Task to carry out: Report only the number of lines in the following entries where the word "Margaret" occurs.

____ Listed records

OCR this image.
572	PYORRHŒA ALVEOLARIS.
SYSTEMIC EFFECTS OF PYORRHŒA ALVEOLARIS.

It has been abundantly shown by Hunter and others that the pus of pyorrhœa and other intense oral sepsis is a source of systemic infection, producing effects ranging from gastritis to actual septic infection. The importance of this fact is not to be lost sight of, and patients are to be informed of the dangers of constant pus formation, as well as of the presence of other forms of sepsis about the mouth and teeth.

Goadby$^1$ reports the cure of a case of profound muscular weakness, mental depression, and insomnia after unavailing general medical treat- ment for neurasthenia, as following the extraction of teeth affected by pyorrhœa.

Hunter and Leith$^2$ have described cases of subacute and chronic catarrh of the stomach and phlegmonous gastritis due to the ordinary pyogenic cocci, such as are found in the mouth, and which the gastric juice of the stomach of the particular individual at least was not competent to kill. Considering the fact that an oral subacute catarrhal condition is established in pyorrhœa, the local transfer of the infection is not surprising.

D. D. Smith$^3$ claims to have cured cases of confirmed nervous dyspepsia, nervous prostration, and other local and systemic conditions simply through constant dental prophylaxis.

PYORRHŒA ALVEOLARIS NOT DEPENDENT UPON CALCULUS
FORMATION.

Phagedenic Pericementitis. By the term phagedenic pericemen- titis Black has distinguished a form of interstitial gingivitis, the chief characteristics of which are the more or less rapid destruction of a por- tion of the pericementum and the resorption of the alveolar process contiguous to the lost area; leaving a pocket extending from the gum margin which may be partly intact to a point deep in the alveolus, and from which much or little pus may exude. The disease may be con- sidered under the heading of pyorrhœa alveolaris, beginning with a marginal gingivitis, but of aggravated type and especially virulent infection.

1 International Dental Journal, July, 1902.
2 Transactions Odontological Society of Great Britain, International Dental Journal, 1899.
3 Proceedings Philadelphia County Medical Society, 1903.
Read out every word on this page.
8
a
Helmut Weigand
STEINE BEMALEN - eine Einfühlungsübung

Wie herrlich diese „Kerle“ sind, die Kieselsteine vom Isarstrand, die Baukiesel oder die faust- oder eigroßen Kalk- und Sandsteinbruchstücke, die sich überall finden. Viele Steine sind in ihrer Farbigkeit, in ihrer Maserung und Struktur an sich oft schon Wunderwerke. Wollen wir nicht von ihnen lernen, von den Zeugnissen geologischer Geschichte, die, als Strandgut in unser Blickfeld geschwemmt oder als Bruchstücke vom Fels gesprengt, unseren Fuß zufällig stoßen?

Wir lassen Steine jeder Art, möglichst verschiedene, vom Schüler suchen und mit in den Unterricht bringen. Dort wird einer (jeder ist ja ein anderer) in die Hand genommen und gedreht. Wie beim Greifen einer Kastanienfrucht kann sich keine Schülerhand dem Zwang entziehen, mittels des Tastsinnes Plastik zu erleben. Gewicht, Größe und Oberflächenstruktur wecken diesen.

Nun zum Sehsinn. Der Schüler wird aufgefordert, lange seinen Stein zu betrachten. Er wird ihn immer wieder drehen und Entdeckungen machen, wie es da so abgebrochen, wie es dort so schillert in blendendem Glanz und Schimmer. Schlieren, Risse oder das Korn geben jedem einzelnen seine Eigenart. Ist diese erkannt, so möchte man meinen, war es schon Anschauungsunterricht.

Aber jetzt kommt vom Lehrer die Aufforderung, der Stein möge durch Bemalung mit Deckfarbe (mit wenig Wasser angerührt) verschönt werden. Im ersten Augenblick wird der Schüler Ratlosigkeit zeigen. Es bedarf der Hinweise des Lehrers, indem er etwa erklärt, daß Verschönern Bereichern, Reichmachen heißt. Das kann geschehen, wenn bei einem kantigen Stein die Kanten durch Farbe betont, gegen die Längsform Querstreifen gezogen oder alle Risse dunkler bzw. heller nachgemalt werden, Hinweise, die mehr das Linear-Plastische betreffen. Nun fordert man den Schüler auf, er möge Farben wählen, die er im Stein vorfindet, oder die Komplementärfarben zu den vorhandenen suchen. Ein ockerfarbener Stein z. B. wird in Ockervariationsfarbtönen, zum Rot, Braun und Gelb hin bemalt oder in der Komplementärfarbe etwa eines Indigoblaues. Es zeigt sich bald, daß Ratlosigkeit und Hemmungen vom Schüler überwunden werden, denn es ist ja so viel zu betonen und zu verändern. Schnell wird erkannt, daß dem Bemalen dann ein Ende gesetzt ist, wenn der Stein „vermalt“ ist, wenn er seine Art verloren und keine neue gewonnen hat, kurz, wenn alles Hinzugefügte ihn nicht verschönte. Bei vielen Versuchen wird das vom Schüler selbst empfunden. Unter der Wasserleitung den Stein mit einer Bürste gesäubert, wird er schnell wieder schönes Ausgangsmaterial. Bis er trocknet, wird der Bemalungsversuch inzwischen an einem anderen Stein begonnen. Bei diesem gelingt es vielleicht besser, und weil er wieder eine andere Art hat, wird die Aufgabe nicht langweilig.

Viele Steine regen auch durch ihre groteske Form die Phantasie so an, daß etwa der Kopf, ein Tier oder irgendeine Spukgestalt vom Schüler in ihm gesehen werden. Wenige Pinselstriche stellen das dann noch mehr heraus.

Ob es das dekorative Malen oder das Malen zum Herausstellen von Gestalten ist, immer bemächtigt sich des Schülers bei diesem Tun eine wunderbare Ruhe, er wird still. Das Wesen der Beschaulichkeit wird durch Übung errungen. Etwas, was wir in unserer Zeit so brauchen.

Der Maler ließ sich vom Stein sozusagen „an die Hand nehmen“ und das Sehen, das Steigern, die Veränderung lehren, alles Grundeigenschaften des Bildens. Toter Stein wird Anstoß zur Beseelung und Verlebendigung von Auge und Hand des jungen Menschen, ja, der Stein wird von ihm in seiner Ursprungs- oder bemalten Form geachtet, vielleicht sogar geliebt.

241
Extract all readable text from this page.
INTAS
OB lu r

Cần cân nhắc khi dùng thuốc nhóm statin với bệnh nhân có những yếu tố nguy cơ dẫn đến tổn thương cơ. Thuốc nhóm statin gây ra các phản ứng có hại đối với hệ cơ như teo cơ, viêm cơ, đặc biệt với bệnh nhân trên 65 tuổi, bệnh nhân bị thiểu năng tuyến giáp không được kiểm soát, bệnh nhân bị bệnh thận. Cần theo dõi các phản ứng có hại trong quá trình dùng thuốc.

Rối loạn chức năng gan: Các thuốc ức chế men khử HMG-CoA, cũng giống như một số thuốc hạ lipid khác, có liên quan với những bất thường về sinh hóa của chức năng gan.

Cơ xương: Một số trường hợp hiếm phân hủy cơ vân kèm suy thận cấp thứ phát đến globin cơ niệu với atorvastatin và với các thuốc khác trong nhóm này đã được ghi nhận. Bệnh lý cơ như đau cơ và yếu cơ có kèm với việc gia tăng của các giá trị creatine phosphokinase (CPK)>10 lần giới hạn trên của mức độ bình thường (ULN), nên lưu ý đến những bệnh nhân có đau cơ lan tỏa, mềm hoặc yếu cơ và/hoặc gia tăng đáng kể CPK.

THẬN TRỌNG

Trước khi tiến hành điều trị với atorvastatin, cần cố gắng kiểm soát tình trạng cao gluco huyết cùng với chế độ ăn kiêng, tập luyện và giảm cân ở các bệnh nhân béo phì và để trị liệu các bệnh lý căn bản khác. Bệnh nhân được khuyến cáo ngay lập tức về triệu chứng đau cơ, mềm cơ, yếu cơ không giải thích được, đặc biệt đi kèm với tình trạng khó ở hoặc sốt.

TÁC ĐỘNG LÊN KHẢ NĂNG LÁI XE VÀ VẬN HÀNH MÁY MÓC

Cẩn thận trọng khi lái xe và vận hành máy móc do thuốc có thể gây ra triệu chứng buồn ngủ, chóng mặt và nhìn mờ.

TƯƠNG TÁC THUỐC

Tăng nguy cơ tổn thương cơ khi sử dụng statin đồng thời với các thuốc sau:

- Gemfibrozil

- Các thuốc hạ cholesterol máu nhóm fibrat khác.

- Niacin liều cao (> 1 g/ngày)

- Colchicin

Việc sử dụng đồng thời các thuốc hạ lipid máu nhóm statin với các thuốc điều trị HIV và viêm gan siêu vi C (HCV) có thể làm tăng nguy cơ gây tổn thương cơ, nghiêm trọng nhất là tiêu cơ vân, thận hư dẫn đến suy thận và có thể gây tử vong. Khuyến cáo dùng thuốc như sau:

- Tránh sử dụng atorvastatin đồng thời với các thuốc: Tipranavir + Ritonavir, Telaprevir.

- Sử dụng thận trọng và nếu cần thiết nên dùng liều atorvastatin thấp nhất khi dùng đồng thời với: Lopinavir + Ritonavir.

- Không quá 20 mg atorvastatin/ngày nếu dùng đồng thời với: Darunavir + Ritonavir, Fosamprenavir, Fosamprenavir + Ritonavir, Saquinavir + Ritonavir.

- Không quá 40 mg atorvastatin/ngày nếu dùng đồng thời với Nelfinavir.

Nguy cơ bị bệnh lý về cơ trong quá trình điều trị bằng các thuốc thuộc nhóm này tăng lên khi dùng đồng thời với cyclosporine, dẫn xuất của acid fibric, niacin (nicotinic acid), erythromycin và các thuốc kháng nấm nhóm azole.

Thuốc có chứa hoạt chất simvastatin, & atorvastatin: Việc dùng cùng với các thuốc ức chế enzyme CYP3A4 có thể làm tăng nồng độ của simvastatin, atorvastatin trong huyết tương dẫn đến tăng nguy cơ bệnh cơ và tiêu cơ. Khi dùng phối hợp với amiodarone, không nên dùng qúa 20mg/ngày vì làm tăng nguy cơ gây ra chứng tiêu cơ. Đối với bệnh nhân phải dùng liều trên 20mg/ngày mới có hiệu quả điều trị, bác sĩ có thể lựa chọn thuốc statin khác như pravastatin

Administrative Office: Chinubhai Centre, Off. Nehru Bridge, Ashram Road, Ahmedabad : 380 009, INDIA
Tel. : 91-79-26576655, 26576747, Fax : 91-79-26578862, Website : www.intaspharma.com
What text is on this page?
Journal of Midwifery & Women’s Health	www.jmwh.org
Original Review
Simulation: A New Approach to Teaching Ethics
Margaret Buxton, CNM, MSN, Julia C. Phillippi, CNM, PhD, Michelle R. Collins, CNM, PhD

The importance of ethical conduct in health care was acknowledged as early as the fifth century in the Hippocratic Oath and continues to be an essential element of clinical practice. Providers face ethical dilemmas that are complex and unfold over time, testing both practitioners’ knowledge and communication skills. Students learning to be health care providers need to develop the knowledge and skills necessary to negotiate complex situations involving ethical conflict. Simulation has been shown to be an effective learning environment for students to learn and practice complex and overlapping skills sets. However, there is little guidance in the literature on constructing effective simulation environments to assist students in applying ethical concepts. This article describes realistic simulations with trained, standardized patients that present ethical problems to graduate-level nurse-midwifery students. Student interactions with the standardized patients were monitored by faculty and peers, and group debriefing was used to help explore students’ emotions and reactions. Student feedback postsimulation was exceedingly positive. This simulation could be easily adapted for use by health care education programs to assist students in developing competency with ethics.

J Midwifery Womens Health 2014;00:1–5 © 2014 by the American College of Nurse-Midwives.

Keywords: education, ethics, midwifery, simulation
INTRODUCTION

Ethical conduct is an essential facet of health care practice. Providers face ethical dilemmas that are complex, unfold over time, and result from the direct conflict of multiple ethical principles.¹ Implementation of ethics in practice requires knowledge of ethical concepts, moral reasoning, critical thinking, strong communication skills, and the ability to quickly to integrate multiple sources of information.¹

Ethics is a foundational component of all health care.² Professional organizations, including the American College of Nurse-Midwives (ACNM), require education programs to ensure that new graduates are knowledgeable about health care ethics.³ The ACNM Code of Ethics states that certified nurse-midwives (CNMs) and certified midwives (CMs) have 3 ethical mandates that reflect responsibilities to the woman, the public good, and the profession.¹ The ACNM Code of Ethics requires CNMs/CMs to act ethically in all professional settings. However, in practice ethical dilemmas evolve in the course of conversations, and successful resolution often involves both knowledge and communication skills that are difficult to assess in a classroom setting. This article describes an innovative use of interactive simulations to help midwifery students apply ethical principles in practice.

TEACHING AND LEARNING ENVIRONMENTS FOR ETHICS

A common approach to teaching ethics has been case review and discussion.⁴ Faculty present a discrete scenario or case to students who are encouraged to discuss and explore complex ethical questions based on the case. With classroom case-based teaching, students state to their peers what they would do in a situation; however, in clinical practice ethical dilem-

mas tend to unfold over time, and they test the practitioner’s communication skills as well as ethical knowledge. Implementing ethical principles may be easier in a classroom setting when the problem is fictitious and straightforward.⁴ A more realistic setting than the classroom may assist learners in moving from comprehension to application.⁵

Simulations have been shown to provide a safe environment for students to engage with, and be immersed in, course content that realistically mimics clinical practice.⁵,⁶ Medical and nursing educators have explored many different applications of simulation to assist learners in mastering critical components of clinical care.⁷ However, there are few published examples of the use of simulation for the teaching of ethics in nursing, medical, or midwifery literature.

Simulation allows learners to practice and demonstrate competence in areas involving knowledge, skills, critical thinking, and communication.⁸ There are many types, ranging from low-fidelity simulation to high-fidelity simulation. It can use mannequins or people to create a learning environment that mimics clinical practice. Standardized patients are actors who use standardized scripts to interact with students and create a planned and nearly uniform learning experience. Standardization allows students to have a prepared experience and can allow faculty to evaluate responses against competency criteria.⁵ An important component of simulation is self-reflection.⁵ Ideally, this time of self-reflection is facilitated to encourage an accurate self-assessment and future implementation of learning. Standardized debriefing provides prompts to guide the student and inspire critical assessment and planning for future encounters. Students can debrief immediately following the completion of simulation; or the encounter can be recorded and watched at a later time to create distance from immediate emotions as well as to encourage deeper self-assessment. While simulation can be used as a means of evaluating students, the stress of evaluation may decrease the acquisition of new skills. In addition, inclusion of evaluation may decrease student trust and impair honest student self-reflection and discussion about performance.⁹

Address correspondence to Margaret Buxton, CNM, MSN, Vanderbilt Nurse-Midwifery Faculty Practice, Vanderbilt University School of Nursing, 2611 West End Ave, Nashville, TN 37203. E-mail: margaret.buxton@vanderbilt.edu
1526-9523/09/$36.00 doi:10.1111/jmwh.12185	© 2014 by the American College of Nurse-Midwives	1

________

Solved problem: 2